### [Task requirements]
Copy out the lines that have "individuals" in them.

******************************

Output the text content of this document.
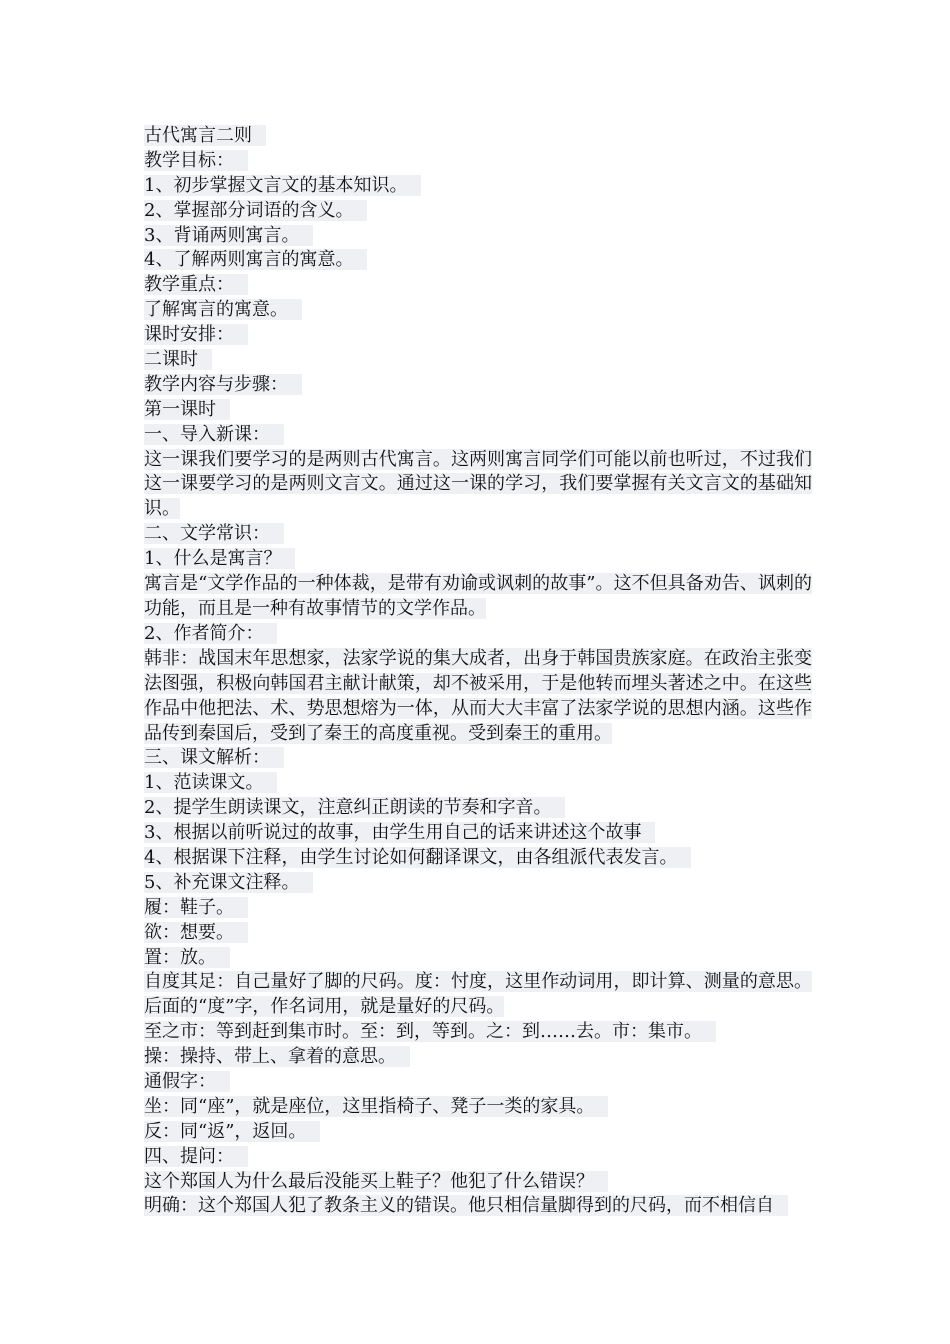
古代寓言二则
教学目标：
1、初步掌握文言文的基本知识。
2、掌握部分词语的含义。
3、背诵两则寓言。
4、了解两则寓言的寓意。
教学重点：
了解寓言的寓意。
课时安排：
二课时
教学内容与步骤：
第一课时
一、导入新课：
这一课我们要学习的是两则古代寓言。这两则寓言同学们可能以前也听过，不过我们这一课要学习的是两则文言文。通过这一课的学习，我们要掌握有关文言文的基础知识。
二、文学常识：
1、什么是寓言？
寓言是“文学作品的一种体裁，是带有劝谕或讽刺的故事”。这不但具备劝告、讽刺的功能，而且是一种有故事情节的文学作品。
2、作者简介：
韩非：战国末年思想家，法家学说的集大成者，出身于韩国贵族家庭。在政治主张变法图强，积极向韩国君主献计献策，却不被采用，于是他转而埋头著述之中。在这些作品中他把法、术、势思想熔为一体，从而大大丰富了法家学说的思想内涵。这些作品传到秦国后，受到了秦王的高度重视。受到秦王的重用。
三、课文解析：
1、范读课文。
2、提学生朗读课文，注意纠正朗读的节奏和字音。
3、根据以前听说过的故事，由学生用自己的话来讲述这个故事
4、根据课下注释，由学生讨论如何翻译课文，由各组派代表发言。
5、补充课文注释。
履：鞋子。
欲：想要。
置：放。
自度其足：自己量好了脚的尺码。度：忖度，这里作动词用，即计算、测量的意思。后面的“度”字，作名词用，就是量好的尺码。
至之市：等到赶到集市时。至：到，等到。之：到……去。市：集市。
操：操持、带上、拿着的意思。
通假字：
坐：同“座”，就是座位，这里指椅子、凳子一类的家具。
反：同“返”，返回。
四、提问：
这个郑国人为什么最后没能买上鞋子？他犯了什么错误？
明确：这个郑国人犯了教条主义的错误。他只相信量脚得到的尺码，而不相信自
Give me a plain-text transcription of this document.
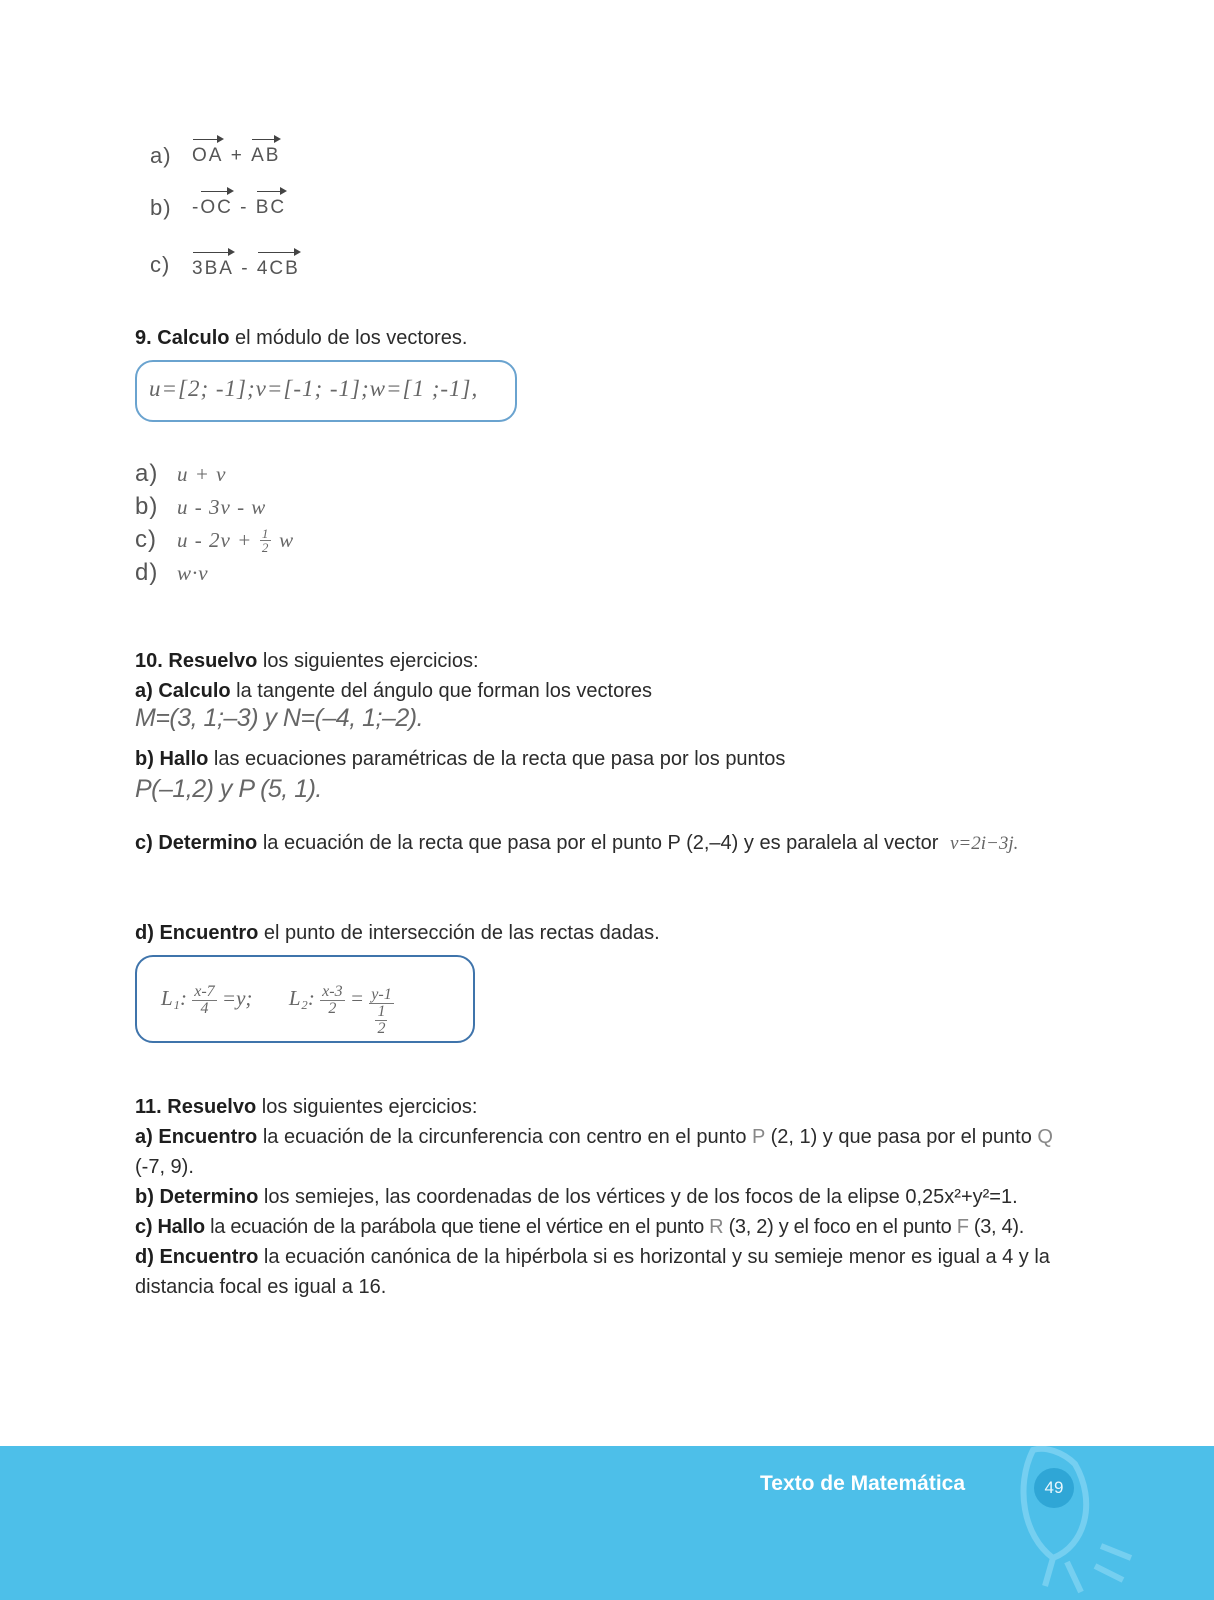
a) OA + AB
b) -OC - BC
c) 3BA - 4CB
9. Calculo el módulo de los vectores.
u=[2; -1];v=[-1; -1];w=[1 ;-1],
a) u + v
b) u - 3v - w
c) $u - 2v + \frac{1}{2}$ w
d) w·v
10. Resuelvo los siguientes ejercicios:
a) Calculo la tangente del ángulo que forman los vectores
M=(3, 1;–3) y N=(–4, 1;–2).
b) Hallo las ecuaciones paramétricas de la recta que pasa por los puntos
P(–1,2) y P (5, 1).
c) Determino la ecuación de la recta que pasa por el punto P (2,–4) y es paralela al vector v=2i−3j.
d) Encuentro el punto de intersección de las rectas dadas.
L₁: $\frac{x-7}{4} =y$; L₂: $\frac{x-3}{2} = \frac{y-1}{\frac{1}{2}}$
11. Resuelvo los siguientes ejercicios:
a) Encuentro la ecuación de la circunferencia con centro en el punto P (2, 1) y que pasa por el punto Q (-7, 9).
b) Determino los semiejes, las coordenadas de los vértices y de los focos de la elipse 0,25x²+y²=1.
c) Hallo la ecuación de la parábola que tiene el vértice en el punto R (3, 2) y el foco en el punto F (3, 4).
d) Encuentro la ecuación canónica de la hipérbola si es horizontal y su semieje menor es igual a 4 y la distancia focal es igual a 16.
Texto de Matemática	49
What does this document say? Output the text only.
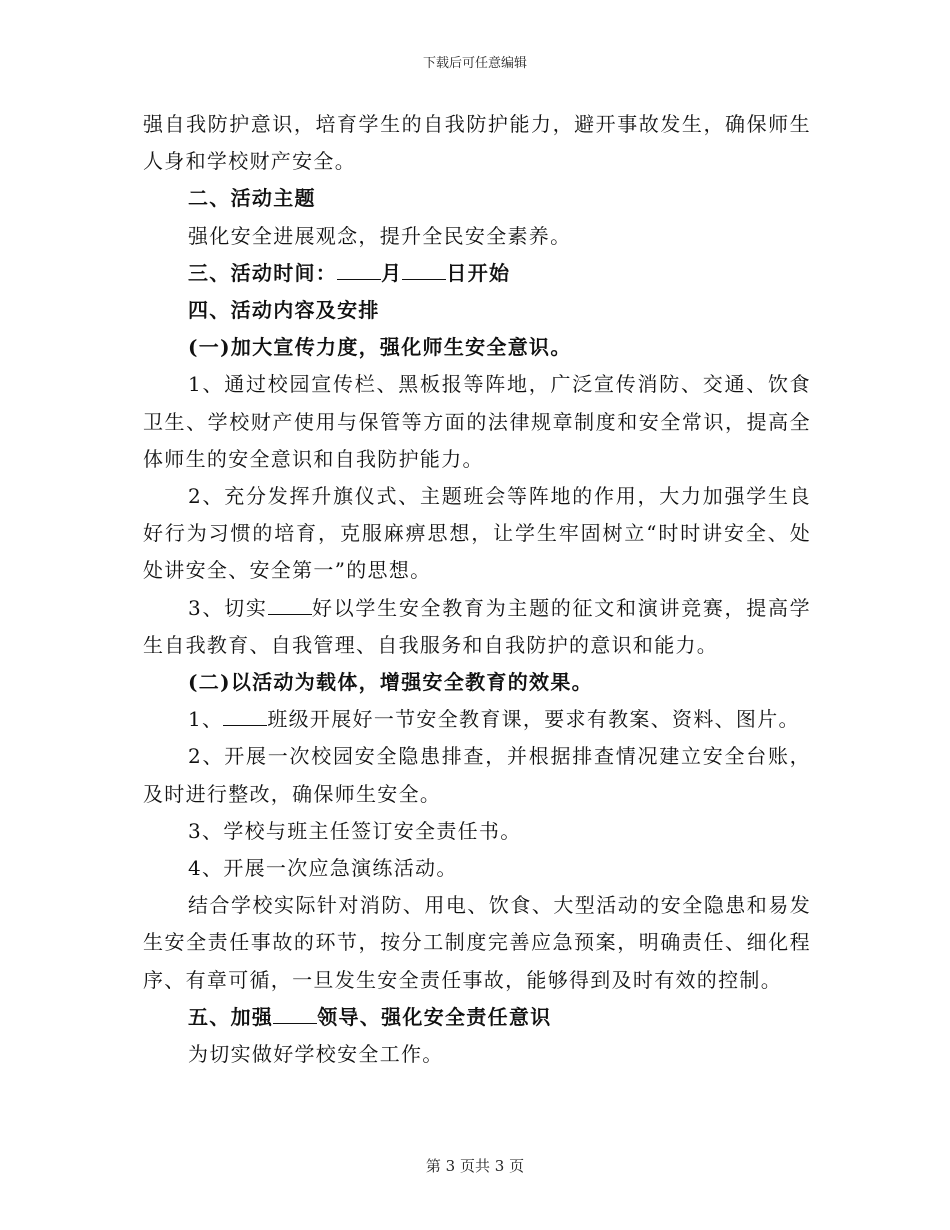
下载后可任意编辑

强自我防护意识，培育学生的自我防护能力，避开事故发生，确保师生人身和学校财产安全。

二、活动主题

强化安全进展观念，提升全民安全素养。

三、活动时间： 月 日开始

四、活动内容及安排

(一)加大宣传力度，强化师生安全意识。

1、通过校园宣传栏、黑板报等阵地，广泛宣传消防、交通、饮食卫生、学校财产使用与保管等方面的法律规章制度和安全常识，提高全体师生的安全意识和自我防护能力。

2、充分发挥升旗仪式、主题班会等阵地的作用，大力加强学生良好行为习惯的培育，克服麻痹思想，让学生牢固树立“时时讲安全、处处讲安全、安全第一”的思想。

3、切实 好以学生安全教育为主题的征文和演讲竞赛，提高学生自我教育、自我管理、自我服务和自我防护的意识和能力。

(二)以活动为载体，增强安全教育的效果。

1、 班级开展好一节安全教育课，要求有教案、资料、图片。

2、开展一次校园安全隐患排查，并根据排查情况建立安全台账，及时进行整改，确保师生安全。

3、学校与班主任签订安全责任书。

4、开展一次应急演练活动。

结合学校实际针对消防、用电、饮食、大型活动的安全隐患和易发生安全责任事故的环节，按分工制度完善应急预案，明确责任、细化程序、有章可循，一旦发生安全责任事故，能够得到及时有效的控制。

五、加强 领导、强化安全责任意识

为切实做好学校安全工作。

第 3 页共 3 页
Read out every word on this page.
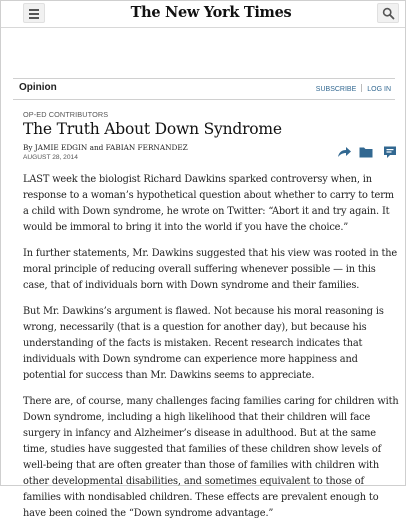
The New York Times
Opinion	SUBSCRIBE LOG IN
OP-ED CONTRIBUTORS
The Truth About Down Syndrome
By JAMIE EDGIN and FABIAN FERNANDEZ
AUGUST 28, 2014

LAST week the biologist Richard Dawkins sparked controversy when, in response to a woman’s hypothetical question about whether to carry to term a child with Down syndrome, he wrote on Twitter: “Abort it and try again. It would be immoral to bring it into the world if you have the choice.”

In further statements, Mr. Dawkins suggested that his view was rooted in the moral principle of reducing overall suffering whenever possible — in this case, that of individuals born with Down syndrome and their families.

But Mr. Dawkins’s argument is flawed. Not because his moral reasoning is wrong, necessarily (that is a question for another day), but because his understanding of the facts is mistaken. Recent research indicates that individuals with Down syndrome can experience more happiness and potential for success than Mr. Dawkins seems to appreciate.

There are, of course, many challenges facing families caring for children with Down syndrome, including a high likelihood that their children will face surgery in infancy and Alzheimer’s disease in adulthood. But at the same time, studies have suggested that families of these children show levels of well-being that are often greater than those of families with children with other developmental disabilities, and sometimes equivalent to those of families with nondisabled children. These effects are prevalent enough to have been coined the “Down syndrome advantage.”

******************************

### [Answer]
In further statements, Mr. Dawkins suggested that his view was rooted in the moral principle of reducing overall suffering whenever possible — in this case, that of individuals born with Down syndrome and their families.
But Mr. Dawkins’s argument is flawed. Not because his moral reasoning is wrong, necessarily (that is a question for another day), but because his understanding of the facts is mistaken. Recent research indicates that individuals with Down syndrome can experience more happiness and potential for success than Mr. Dawkins seems to appreciate.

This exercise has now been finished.